— Begin RAW RECORDS —

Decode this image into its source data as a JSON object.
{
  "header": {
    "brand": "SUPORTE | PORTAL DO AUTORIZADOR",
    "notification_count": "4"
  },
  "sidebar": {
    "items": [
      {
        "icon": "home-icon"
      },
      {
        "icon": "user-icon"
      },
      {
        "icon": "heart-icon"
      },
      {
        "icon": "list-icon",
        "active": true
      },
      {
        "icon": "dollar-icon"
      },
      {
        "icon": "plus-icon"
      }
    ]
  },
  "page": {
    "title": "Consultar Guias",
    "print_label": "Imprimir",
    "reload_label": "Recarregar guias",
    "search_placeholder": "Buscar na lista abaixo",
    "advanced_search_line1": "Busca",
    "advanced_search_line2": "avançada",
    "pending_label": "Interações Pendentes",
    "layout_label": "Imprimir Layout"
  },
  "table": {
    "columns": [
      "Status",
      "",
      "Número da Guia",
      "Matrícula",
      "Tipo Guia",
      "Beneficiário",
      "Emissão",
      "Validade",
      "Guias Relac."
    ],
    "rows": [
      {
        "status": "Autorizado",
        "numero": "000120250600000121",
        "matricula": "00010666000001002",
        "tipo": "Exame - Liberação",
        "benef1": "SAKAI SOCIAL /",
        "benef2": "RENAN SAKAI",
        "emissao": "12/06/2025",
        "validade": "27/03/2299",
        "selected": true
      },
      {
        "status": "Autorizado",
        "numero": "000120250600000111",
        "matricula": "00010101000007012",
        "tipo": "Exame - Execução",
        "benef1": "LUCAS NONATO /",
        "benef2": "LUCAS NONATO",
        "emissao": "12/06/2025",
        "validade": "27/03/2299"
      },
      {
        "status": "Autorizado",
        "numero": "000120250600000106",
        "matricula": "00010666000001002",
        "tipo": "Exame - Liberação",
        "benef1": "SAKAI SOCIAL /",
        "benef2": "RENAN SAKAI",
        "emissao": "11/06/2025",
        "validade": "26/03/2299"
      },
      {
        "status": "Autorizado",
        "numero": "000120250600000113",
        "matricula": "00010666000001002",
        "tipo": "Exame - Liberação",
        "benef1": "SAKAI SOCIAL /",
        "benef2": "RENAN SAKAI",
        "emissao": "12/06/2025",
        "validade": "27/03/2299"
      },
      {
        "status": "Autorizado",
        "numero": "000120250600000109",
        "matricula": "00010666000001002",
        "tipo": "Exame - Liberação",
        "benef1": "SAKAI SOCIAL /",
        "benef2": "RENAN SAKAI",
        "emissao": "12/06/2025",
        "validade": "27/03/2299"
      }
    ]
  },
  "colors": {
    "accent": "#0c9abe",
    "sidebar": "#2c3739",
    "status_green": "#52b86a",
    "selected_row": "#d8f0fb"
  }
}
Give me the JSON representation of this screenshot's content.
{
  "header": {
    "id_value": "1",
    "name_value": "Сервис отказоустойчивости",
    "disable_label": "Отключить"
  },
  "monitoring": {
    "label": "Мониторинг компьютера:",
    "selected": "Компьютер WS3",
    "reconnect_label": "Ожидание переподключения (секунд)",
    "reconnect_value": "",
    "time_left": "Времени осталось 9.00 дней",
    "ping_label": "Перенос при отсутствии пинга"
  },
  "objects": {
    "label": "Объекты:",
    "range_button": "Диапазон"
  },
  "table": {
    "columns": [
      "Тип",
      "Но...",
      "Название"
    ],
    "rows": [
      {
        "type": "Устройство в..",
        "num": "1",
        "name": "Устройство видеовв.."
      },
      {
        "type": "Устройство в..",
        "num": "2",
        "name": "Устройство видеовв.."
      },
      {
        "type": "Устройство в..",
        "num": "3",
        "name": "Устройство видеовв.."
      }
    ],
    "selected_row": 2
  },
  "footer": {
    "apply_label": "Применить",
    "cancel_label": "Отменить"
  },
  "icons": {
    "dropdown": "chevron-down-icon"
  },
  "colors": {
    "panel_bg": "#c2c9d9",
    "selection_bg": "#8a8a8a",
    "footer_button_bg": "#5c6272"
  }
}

— End RAW RECORDS —

■ PROMPT:
Where a line contains "this", copy that line.

■ FULL SOLUTION:
Decode this image into its source data as a JSON object.
Give me the JSON representation of this screenshot's content.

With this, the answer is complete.